Excerpted data:
======

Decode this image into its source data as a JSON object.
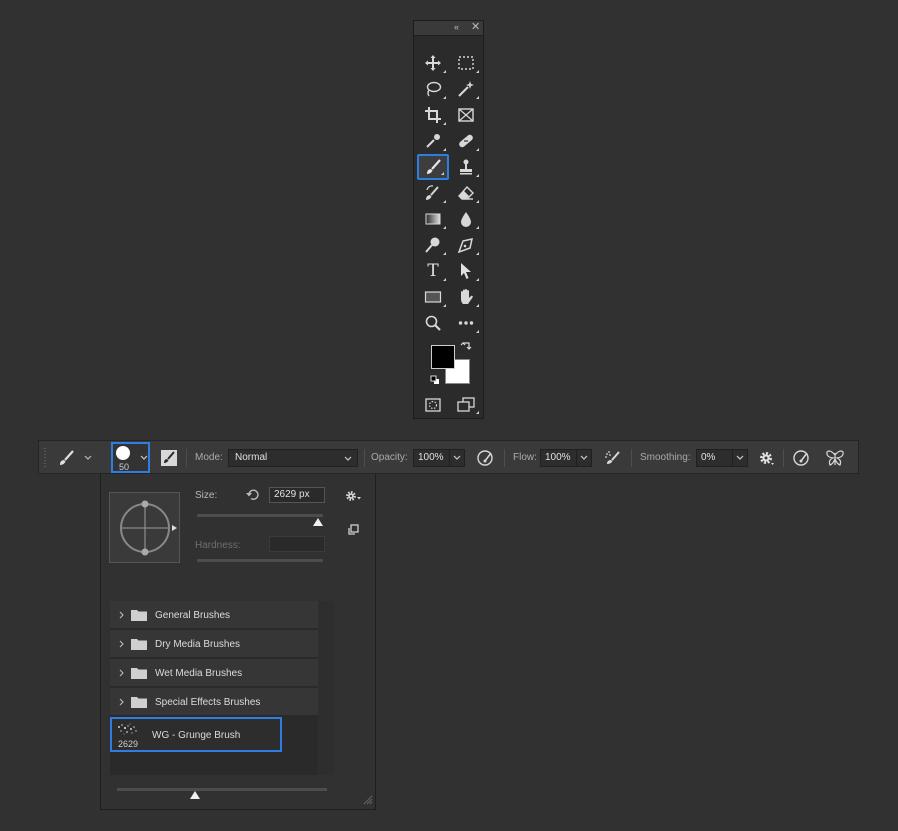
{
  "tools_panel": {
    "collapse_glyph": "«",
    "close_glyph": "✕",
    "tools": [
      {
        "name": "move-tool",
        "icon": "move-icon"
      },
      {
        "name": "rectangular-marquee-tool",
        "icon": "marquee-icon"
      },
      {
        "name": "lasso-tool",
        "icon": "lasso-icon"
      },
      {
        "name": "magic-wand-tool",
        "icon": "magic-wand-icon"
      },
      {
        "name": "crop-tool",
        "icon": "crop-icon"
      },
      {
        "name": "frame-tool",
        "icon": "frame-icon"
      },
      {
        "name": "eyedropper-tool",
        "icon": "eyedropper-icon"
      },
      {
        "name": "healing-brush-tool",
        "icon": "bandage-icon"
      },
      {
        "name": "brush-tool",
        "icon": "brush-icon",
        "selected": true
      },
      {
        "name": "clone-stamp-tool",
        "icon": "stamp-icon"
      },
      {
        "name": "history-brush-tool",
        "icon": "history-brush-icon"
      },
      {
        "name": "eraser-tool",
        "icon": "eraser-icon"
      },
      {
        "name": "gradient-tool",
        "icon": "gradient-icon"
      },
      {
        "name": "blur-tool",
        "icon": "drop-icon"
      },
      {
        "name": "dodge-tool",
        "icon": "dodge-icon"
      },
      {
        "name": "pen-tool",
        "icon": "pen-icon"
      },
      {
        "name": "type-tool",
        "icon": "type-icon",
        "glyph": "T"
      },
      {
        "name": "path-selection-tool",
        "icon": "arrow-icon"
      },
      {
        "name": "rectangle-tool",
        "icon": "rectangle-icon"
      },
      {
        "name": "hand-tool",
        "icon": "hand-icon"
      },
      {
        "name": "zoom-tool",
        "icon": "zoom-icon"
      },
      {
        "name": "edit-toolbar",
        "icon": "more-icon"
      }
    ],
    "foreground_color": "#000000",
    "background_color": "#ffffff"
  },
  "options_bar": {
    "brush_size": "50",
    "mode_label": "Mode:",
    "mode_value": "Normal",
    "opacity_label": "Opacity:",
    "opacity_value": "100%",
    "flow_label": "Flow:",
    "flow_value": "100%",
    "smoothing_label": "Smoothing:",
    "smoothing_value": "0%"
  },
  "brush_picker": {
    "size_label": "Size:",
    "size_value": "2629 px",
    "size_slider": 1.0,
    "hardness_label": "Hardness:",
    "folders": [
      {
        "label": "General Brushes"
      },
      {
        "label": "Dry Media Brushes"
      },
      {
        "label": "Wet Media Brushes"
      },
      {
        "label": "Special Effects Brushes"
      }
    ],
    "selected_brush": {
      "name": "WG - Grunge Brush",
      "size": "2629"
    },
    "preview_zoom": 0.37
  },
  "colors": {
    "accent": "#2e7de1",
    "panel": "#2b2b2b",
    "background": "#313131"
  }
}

======

Exercise goal:
Apart from the pictures, the entries above are to be repeated in full and exactly.

Result for this exercise:
Decode this image into its source data as a JSON object.
{
  "tools_panel": {
    "collapse_glyph": "«",
    "close_glyph": "✕",
    "tools": [
      {
        "name": "move-tool",
        "icon": "move-icon"
      },
      {
        "name": "rectangular-marquee-tool",
        "icon": "marquee-icon"
      },
      {
        "name": "lasso-tool",
        "icon": "lasso-icon"
      },
      {
        "name": "magic-wand-tool",
        "icon": "magic-wand-icon"
      },
      {
        "name": "crop-tool",
        "icon": "crop-icon"
      },
      {
        "name": "frame-tool",
        "icon": "frame-icon"
      },
      {
        "name": "eyedropper-tool",
        "icon": "eyedropper-icon"
      },
      {
        "name": "healing-brush-tool",
        "icon": "bandage-icon"
      },
      {
        "name": "brush-tool",
        "icon": "brush-icon",
        "selected": true
      },
      {
        "name": "clone-stamp-tool",
        "icon": "stamp-icon"
      },
      {
        "name": "history-brush-tool",
        "icon": "history-brush-icon"
      },
      {
        "name": "eraser-tool",
        "icon": "eraser-icon"
      },
      {
        "name": "gradient-tool",
        "icon": "gradient-icon"
      },
      {
        "name": "blur-tool",
        "icon": "drop-icon"
      },
      {
        "name": "dodge-tool",
        "icon": "dodge-icon"
      },
      {
        "name": "pen-tool",
        "icon": "pen-icon"
      },
      {
        "name": "type-tool",
        "icon": "type-icon",
        "glyph": "T"
      },
      {
        "name": "path-selection-tool",
        "icon": "arrow-icon"
      },
      {
        "name": "rectangle-tool",
        "icon": "rectangle-icon"
      },
      {
        "name": "hand-tool",
        "icon": "hand-icon"
      },
      {
        "name": "zoom-tool",
        "icon": "zoom-icon"
      },
      {
        "name": "edit-toolbar",
        "icon": "more-icon"
      }
    ],
    "foreground_color": "#000000",
    "background_color": "#ffffff"
  },
  "options_bar": {
    "brush_size": "50",
    "mode_label": "Mode:",
    "mode_value": "Normal",
    "opacity_label": "Opacity:",
    "opacity_value": "100%",
    "flow_label": "Flow:",
    "flow_value": "100%",
    "smoothing_label": "Smoothing:",
    "smoothing_value": "0%"
  },
  "brush_picker": {
    "size_label": "Size:",
    "size_value": "2629 px",
    "size_slider": 1.0,
    "hardness_label": "Hardness:",
    "folders": [
      {
        "label": "General Brushes"
      },
      {
        "label": "Dry Media Brushes"
      },
      {
        "label": "Wet Media Brushes"
      },
      {
        "label": "Special Effects Brushes"
      }
    ],
    "selected_brush": {
      "name": "WG - Grunge Brush",
      "size": "2629"
    },
    "preview_zoom": 0.37
  },
  "colors": {
    "accent": "#2e7de1",
    "panel": "#2b2b2b",
    "background": "#313131"
  }
}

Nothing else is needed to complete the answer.